▶ Raw records:
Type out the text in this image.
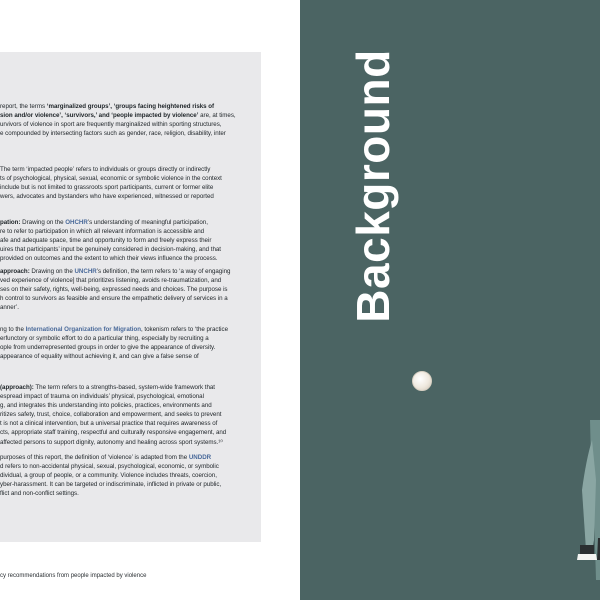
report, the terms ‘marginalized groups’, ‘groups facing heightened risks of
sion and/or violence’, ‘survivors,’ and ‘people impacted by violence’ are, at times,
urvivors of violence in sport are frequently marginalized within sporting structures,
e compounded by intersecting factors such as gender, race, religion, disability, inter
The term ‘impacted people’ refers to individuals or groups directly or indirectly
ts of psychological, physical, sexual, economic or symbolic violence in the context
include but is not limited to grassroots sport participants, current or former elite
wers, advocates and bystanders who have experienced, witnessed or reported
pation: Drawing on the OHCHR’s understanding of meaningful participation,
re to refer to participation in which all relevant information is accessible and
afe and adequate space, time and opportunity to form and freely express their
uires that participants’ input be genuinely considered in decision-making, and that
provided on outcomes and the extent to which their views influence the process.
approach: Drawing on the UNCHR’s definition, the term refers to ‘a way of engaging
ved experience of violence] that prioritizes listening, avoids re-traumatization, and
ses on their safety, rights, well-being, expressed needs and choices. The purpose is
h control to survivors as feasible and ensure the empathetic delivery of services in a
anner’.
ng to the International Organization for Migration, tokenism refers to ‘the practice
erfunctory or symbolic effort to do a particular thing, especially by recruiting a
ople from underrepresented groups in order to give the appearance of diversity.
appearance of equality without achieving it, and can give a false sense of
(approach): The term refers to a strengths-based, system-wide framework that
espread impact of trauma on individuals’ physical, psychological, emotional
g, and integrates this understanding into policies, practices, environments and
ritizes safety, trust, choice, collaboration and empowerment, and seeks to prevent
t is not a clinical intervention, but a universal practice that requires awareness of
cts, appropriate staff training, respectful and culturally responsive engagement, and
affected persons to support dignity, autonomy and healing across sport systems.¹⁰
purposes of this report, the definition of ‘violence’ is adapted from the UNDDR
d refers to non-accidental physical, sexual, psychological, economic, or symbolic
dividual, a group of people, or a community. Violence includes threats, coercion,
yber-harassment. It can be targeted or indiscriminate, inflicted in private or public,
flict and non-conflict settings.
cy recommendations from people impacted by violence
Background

▶ What the task requires:
Leave out the pictures and output every record above precisely as given.

▶ Complete output:
Type out the text in this image.
report, the terms ‘marginalized groups’, ‘groups facing heightened risks of
sion and/or violence’, ‘survivors,’ and ‘people impacted by violence’ are, at times,
urvivors of violence in sport are frequently marginalized within sporting structures,
e compounded by intersecting factors such as gender, race, religion, disability, inter
The term ‘impacted people’ refers to individuals or groups directly or indirectly
ts of psychological, physical, sexual, economic or symbolic violence in the context
include but is not limited to grassroots sport participants, current or former elite
wers, advocates and bystanders who have experienced, witnessed or reported
pation: Drawing on the OHCHR’s understanding of meaningful participation,
re to refer to participation in which all relevant information is accessible and
afe and adequate space, time and opportunity to form and freely express their
uires that participants’ input be genuinely considered in decision-making, and that
provided on outcomes and the extent to which their views influence the process.
approach: Drawing on the UNCHR’s definition, the term refers to ‘a way of engaging
ved experience of violence] that prioritizes listening, avoids re-traumatization, and
ses on their safety, rights, well-being, expressed needs and choices. The purpose is
h control to survivors as feasible and ensure the empathetic delivery of services in a
anner’.
ng to the International Organization for Migration, tokenism refers to ‘the practice
erfunctory or symbolic effort to do a particular thing, especially by recruiting a
ople from underrepresented groups in order to give the appearance of diversity.
appearance of equality without achieving it, and can give a false sense of
(approach): The term refers to a strengths-based, system-wide framework that
espread impact of trauma on individuals’ physical, psychological, emotional
g, and integrates this understanding into policies, practices, environments and
ritizes safety, trust, choice, collaboration and empowerment, and seeks to prevent
t is not a clinical intervention, but a universal practice that requires awareness of
cts, appropriate staff training, respectful and culturally responsive engagement, and
affected persons to support dignity, autonomy and healing across sport systems.¹⁰
purposes of this report, the definition of ‘violence’ is adapted from the UNDDR
d refers to non-accidental physical, sexual, psychological, economic, or symbolic
dividual, a group of people, or a community. Violence includes threats, coercion,
yber-harassment. It can be targeted or indiscriminate, inflicted in private or public,
flict and non-conflict settings.
cy recommendations from people impacted by violence
Background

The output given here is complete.